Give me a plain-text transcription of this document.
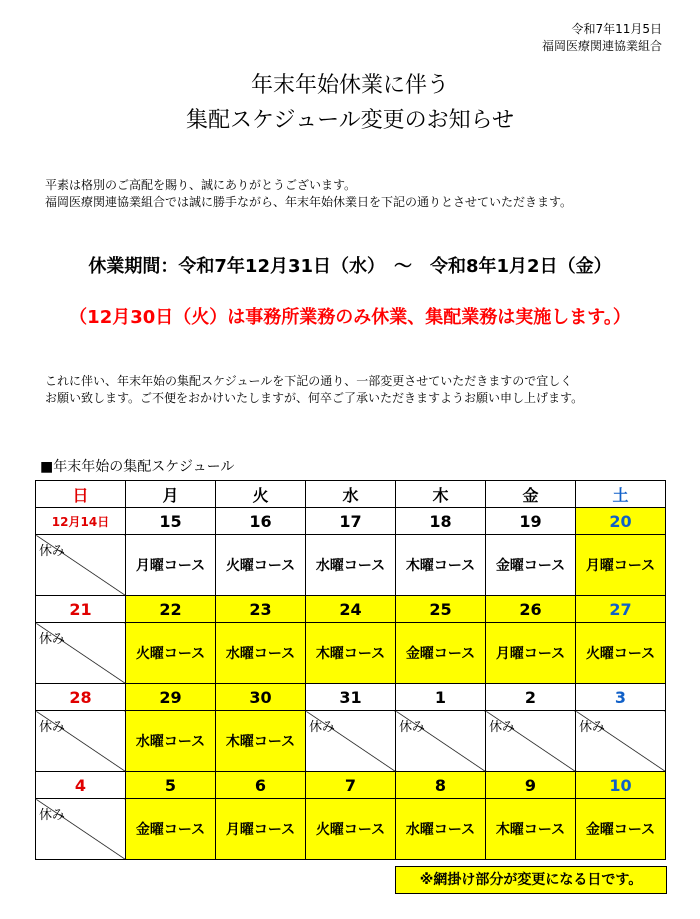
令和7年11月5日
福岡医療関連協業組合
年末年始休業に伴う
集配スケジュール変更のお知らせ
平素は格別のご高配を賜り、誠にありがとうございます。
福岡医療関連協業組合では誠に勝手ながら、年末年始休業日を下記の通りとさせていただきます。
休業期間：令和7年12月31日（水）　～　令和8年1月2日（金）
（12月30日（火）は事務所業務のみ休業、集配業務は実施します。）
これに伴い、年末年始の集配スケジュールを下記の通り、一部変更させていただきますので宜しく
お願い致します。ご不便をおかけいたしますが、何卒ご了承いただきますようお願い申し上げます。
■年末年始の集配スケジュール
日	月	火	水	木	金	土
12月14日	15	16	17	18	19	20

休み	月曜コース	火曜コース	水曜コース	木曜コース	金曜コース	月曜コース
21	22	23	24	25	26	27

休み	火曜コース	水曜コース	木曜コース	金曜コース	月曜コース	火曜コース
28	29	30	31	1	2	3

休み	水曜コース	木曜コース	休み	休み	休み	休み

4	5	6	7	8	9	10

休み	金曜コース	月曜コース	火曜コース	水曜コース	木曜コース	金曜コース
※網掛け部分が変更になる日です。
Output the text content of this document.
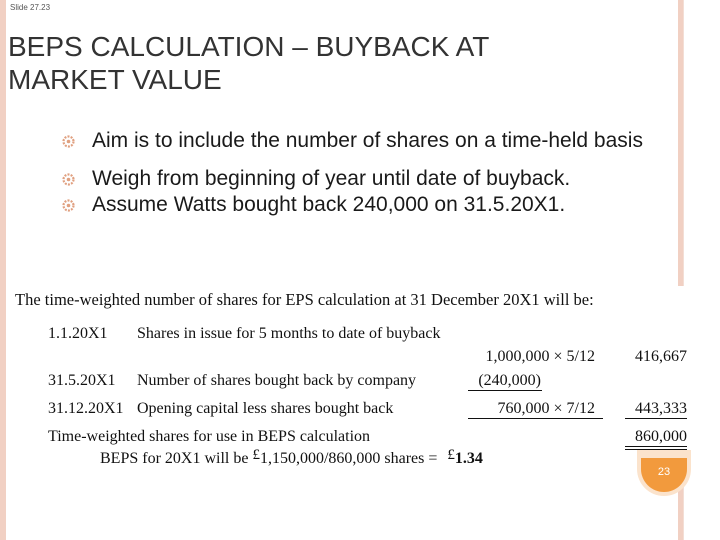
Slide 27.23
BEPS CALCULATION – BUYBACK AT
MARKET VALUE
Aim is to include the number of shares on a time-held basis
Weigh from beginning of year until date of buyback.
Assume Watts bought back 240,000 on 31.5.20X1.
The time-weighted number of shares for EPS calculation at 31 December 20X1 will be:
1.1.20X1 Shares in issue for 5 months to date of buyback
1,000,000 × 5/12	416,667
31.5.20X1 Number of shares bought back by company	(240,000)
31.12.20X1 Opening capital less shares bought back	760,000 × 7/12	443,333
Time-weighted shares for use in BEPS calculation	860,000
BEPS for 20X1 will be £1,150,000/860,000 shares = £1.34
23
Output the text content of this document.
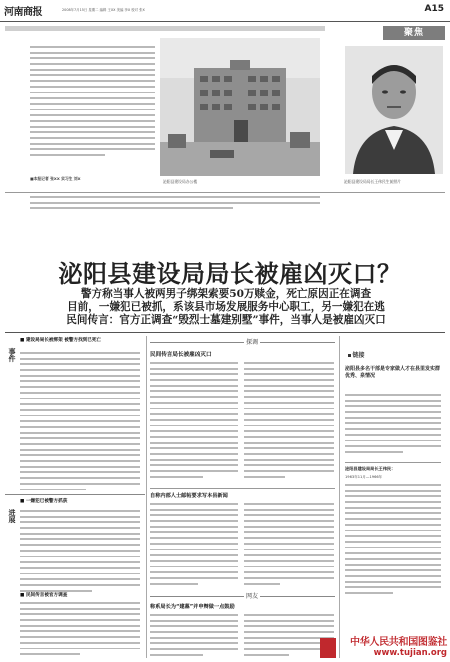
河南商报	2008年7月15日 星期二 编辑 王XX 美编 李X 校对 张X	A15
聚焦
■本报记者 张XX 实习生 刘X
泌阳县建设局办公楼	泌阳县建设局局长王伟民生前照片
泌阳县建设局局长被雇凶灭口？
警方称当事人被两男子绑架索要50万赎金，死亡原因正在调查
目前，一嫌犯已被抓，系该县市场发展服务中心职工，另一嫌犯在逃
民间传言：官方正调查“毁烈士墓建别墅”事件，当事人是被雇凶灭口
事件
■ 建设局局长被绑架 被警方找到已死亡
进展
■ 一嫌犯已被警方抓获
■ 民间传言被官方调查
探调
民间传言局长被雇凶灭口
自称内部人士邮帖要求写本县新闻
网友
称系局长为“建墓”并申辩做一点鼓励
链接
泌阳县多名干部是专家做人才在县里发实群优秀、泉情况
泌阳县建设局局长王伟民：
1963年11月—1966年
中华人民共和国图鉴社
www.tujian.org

---

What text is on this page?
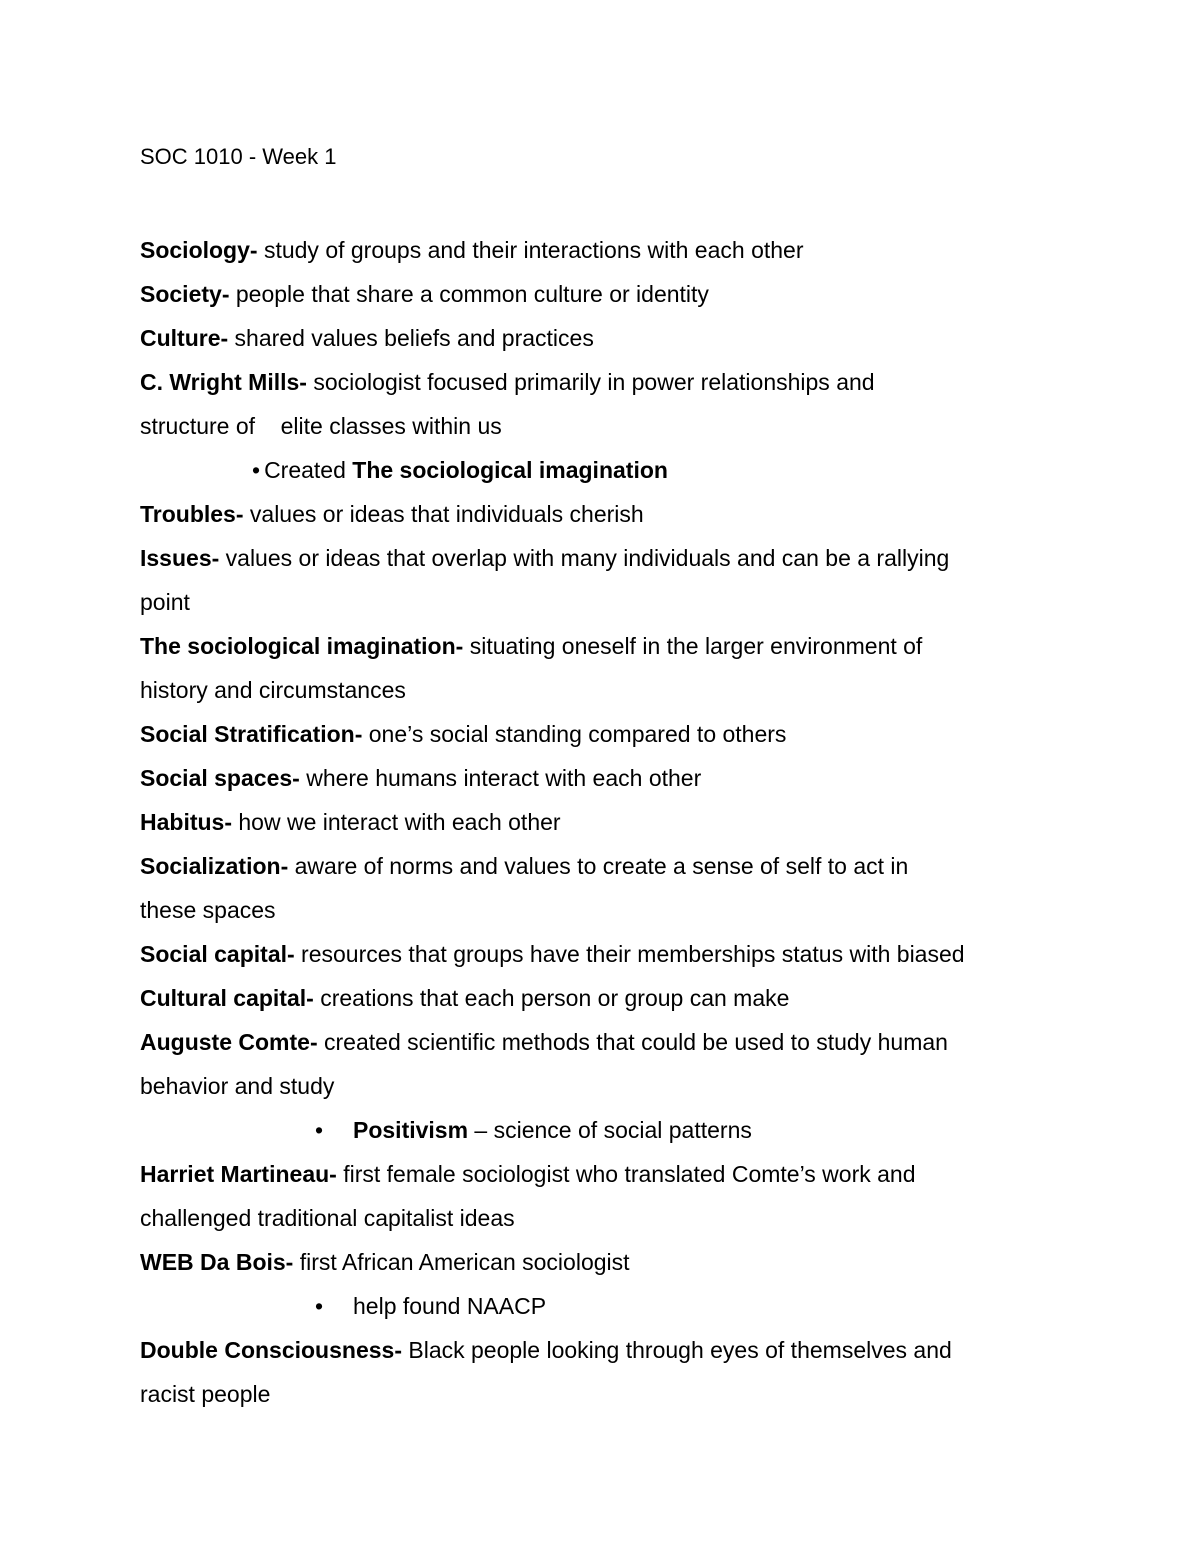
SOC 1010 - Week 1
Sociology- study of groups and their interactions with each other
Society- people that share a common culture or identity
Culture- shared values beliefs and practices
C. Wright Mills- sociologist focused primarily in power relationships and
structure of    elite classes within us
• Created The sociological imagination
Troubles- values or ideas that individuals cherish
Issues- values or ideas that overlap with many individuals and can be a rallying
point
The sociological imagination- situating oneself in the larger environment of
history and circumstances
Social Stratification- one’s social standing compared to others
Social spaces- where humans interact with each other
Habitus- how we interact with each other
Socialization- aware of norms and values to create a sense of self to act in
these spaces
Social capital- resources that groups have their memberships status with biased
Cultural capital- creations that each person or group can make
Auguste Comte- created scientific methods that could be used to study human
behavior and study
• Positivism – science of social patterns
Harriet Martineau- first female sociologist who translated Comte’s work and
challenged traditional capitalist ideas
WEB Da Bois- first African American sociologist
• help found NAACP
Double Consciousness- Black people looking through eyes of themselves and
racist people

**Task goal**
Look through the records and gather every line containing "BEPS".

**Solution to the exercise**
BEPS CALCULATION – BUYBACK AT
Time-weighted shares for use in BEPS calculation	860,000
BEPS for 20X1 will be £1,150,000/860,000 shares = £1.34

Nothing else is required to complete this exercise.